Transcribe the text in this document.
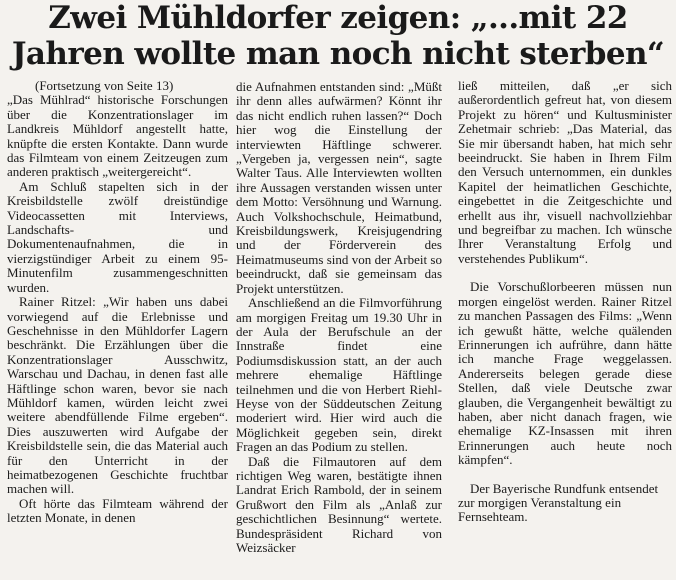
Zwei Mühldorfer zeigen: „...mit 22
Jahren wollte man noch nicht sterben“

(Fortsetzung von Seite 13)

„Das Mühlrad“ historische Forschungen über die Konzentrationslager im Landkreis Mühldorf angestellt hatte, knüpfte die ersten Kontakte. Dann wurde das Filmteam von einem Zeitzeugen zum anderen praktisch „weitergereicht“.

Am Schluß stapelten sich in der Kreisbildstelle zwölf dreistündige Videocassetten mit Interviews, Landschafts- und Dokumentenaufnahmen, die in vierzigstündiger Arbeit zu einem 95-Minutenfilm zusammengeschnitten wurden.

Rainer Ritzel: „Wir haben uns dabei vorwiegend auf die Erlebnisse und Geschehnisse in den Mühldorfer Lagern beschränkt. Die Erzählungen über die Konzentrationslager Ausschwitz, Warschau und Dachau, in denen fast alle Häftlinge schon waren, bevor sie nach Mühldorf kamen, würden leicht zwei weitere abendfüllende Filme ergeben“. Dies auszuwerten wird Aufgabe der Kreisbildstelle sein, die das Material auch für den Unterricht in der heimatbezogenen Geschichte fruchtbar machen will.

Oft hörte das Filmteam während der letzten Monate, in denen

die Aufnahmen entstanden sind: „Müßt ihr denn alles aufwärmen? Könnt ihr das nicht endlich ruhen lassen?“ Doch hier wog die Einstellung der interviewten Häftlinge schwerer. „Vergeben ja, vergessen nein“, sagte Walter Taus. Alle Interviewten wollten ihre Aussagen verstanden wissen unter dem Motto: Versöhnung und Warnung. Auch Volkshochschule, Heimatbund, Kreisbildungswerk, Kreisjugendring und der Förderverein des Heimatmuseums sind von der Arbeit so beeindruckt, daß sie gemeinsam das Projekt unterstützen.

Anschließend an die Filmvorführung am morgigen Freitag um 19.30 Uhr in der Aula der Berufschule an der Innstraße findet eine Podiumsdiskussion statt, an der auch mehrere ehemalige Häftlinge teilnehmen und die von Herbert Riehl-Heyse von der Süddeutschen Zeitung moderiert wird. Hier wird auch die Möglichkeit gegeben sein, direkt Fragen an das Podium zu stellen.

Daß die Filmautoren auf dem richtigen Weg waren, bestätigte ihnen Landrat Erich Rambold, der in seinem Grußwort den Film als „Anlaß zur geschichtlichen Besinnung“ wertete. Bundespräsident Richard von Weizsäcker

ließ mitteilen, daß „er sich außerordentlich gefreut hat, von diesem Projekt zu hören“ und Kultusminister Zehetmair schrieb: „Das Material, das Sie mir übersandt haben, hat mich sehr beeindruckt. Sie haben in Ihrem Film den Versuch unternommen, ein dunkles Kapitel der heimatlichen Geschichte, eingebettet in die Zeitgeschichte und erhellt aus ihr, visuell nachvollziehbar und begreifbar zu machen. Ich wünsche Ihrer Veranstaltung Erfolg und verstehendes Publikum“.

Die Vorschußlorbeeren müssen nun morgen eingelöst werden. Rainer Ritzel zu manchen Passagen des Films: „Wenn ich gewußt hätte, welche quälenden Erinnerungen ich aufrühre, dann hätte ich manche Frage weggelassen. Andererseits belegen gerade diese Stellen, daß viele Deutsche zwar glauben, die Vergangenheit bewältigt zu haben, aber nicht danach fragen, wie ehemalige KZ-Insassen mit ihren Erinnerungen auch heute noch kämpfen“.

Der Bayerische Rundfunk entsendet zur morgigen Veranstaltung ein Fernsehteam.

---

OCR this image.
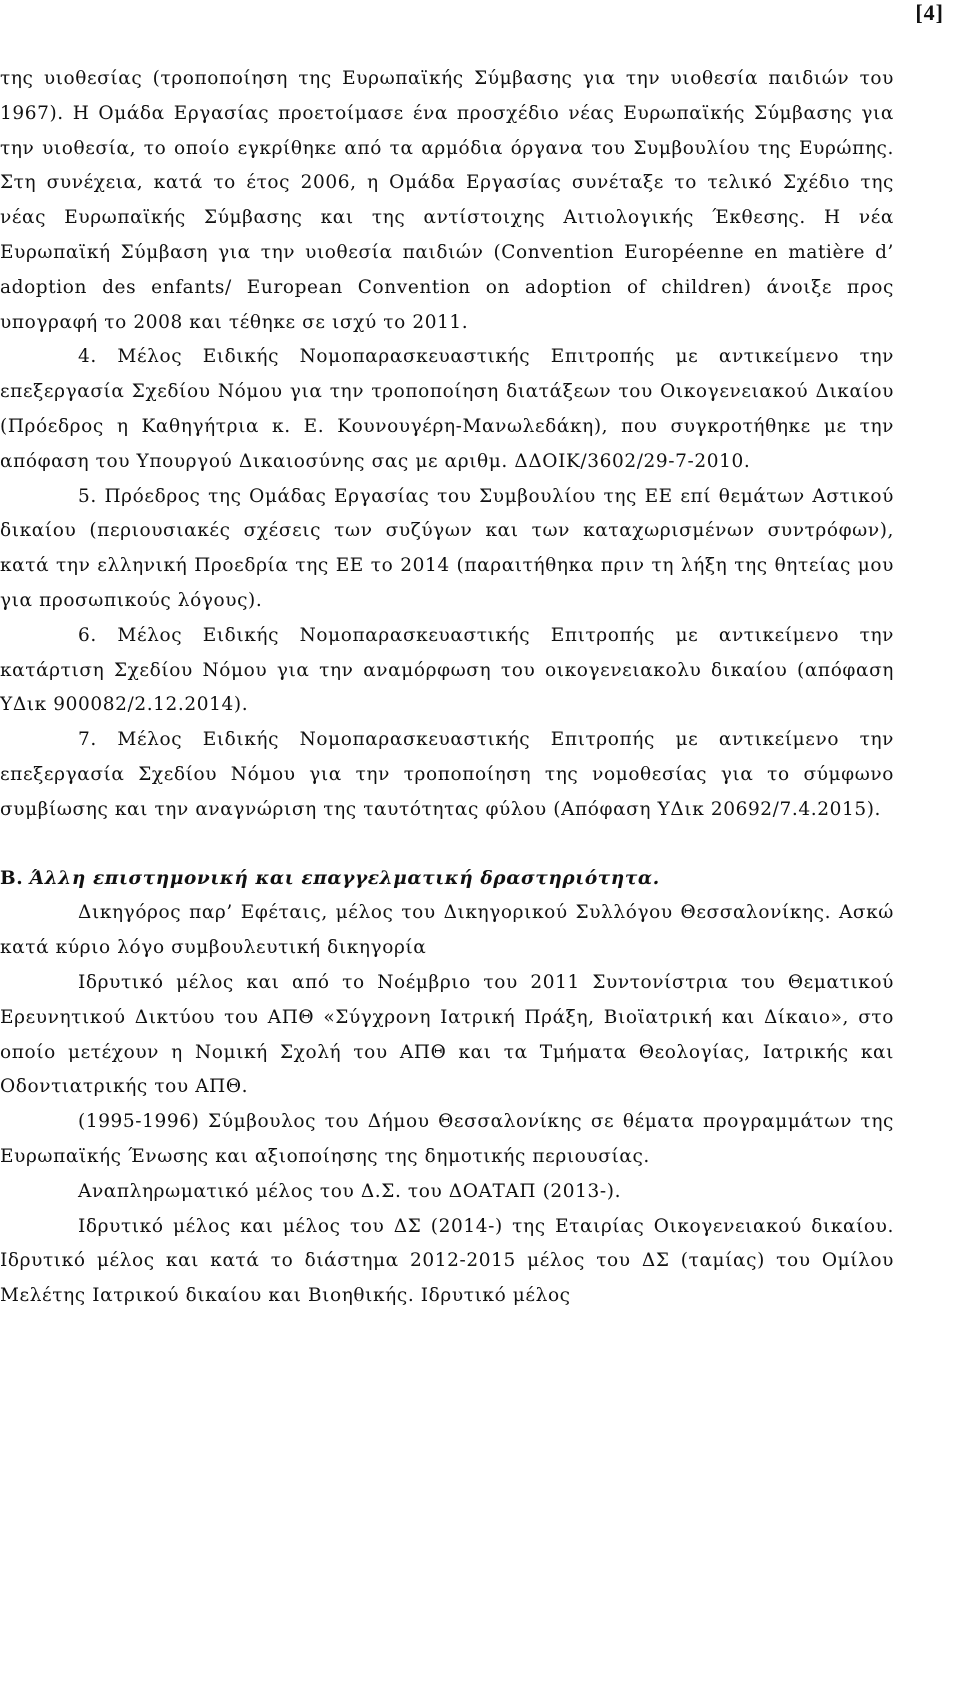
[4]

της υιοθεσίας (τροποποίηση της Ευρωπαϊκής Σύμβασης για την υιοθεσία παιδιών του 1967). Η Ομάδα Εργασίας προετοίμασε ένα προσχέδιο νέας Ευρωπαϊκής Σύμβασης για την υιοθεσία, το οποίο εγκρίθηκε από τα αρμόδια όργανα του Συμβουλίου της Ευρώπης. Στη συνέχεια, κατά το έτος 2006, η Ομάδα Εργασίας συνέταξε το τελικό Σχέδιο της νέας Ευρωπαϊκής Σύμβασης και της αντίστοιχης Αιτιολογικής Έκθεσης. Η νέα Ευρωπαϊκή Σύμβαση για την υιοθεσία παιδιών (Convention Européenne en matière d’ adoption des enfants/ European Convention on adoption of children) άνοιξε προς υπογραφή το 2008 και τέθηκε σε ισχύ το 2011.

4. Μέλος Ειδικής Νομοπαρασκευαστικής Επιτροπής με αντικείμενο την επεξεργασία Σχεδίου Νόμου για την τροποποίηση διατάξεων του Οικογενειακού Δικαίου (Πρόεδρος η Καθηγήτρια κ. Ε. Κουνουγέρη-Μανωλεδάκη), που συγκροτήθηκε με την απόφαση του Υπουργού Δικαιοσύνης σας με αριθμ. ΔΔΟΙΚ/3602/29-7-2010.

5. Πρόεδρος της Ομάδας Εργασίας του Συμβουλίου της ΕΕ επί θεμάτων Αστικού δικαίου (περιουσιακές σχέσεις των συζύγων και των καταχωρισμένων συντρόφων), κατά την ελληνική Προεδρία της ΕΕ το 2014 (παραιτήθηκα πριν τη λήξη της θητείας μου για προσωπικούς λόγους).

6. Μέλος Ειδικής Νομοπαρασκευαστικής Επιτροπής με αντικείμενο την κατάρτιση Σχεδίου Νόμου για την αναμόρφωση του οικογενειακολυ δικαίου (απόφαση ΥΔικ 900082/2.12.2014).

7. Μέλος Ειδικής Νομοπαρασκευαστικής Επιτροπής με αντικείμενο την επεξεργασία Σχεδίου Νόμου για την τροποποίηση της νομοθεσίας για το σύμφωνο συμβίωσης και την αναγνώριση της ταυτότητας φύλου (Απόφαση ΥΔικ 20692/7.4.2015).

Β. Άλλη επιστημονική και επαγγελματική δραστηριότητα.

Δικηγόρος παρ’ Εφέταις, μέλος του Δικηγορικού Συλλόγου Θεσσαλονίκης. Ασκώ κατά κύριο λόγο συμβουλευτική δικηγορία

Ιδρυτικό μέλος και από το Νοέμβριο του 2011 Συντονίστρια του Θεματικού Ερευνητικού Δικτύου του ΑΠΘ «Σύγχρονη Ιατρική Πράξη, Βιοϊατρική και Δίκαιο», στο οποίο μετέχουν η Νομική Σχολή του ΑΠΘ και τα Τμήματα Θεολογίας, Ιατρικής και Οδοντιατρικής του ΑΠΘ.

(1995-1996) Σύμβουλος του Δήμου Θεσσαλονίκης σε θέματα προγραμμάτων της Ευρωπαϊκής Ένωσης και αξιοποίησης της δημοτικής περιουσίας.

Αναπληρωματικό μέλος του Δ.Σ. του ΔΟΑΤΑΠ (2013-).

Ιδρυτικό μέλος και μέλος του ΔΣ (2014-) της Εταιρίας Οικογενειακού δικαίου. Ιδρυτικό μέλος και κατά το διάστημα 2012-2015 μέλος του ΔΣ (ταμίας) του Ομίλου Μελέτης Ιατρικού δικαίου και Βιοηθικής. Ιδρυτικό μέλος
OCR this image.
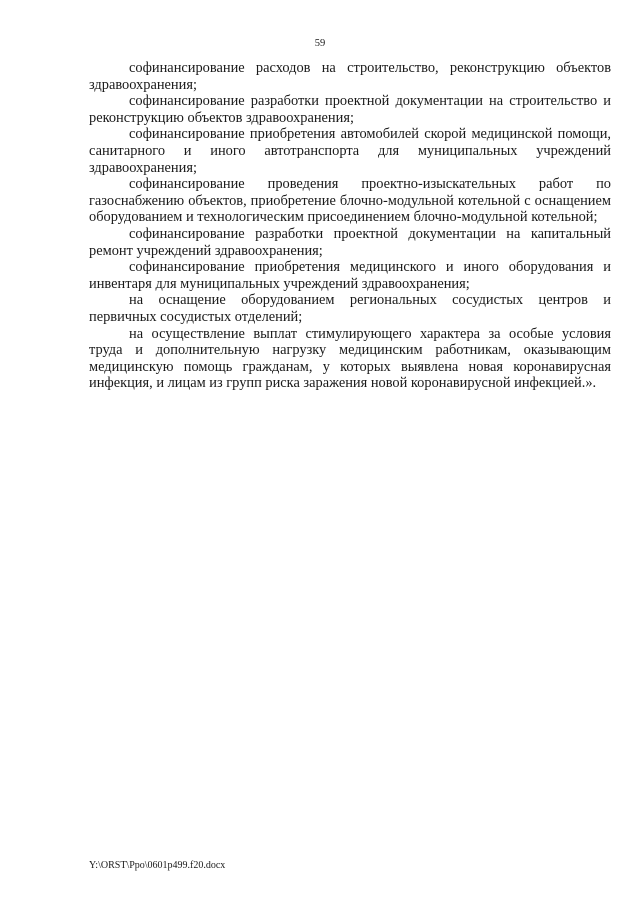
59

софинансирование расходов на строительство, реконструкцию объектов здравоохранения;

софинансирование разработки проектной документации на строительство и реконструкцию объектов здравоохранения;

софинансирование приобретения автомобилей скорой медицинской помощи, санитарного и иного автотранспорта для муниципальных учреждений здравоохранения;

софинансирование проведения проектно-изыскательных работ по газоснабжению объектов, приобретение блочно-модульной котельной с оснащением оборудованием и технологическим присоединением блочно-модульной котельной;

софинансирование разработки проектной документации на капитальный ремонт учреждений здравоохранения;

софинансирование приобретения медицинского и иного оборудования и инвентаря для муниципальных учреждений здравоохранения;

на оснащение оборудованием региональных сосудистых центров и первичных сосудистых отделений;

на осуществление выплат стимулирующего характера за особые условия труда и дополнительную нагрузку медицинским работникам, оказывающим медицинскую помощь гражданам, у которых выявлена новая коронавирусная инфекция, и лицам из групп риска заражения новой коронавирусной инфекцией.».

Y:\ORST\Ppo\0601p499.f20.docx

---

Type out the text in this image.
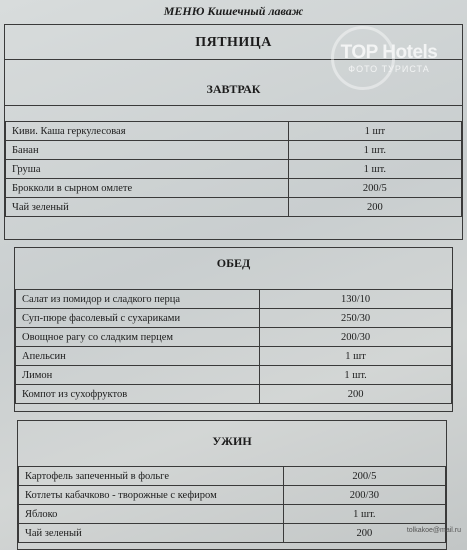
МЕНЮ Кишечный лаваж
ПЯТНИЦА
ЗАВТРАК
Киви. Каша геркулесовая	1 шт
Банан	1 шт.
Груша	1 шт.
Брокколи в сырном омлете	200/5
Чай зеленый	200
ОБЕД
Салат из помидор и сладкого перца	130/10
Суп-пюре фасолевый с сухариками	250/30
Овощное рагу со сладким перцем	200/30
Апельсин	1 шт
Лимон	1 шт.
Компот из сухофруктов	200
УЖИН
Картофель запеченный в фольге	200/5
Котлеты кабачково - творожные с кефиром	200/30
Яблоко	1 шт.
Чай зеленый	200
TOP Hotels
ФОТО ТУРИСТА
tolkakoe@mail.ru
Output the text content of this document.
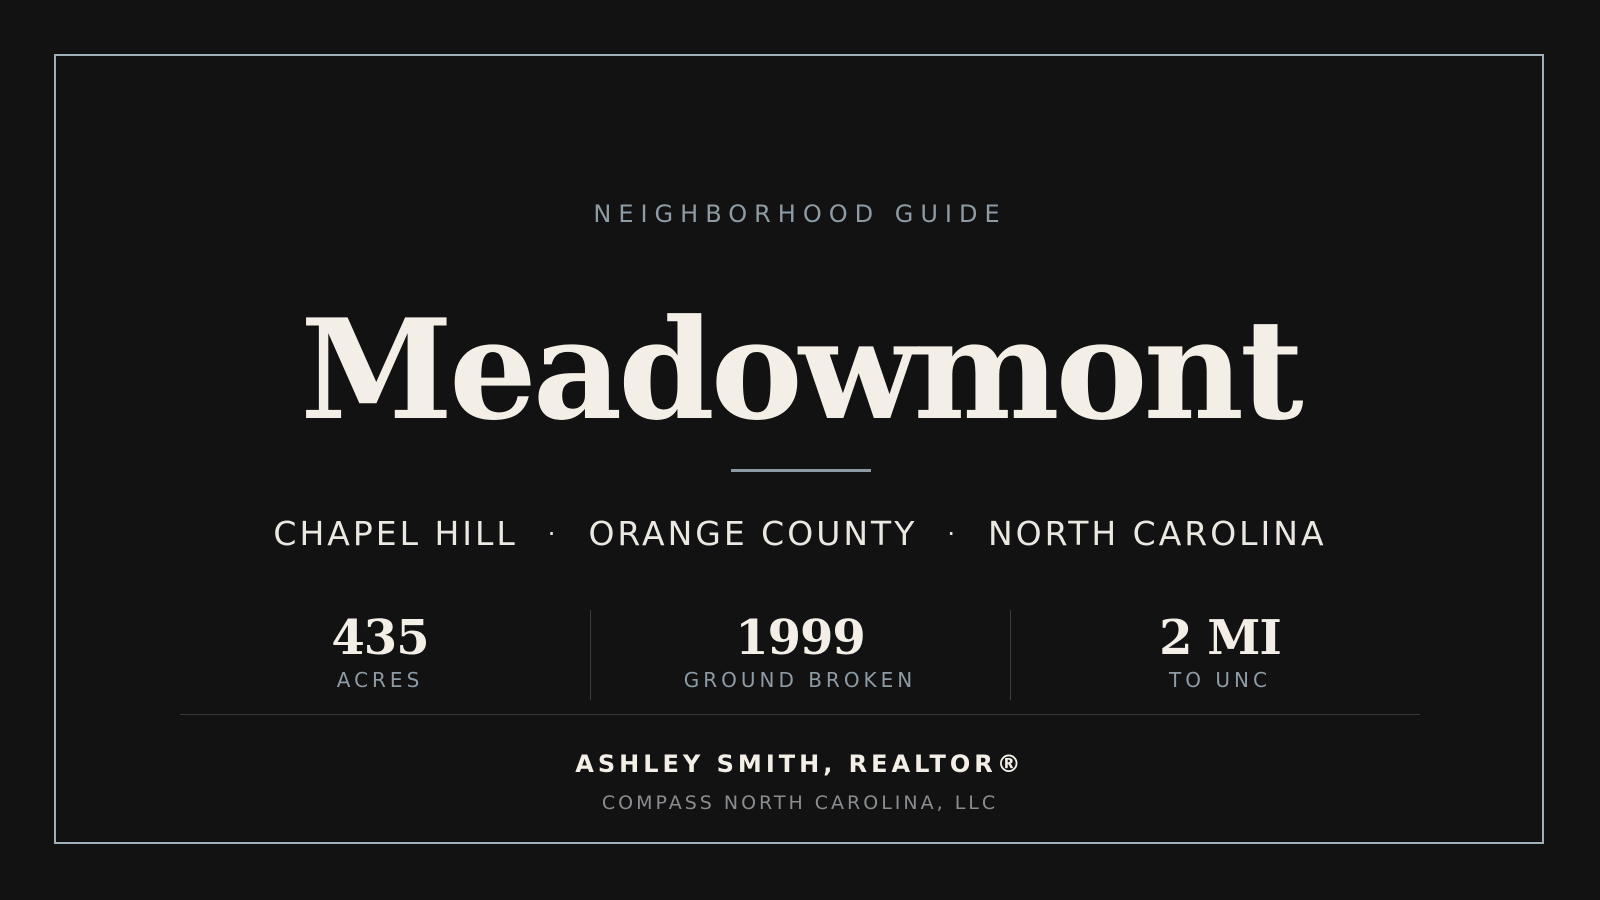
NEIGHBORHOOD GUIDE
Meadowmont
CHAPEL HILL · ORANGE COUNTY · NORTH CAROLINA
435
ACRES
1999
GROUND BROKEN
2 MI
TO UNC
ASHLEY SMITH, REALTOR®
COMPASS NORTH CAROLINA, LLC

Exercise: In the entries above, find each line with the word "иного" and copy it.

Written answer:
софинансирование приобретения автомобилей скорой медицинской помощи, санитарного и иного автотранспорта для муниципальных учреждений здравоохранения;
софинансирование приобретения медицинского и иного оборудования и инвентаря для муниципальных учреждений здравоохранения;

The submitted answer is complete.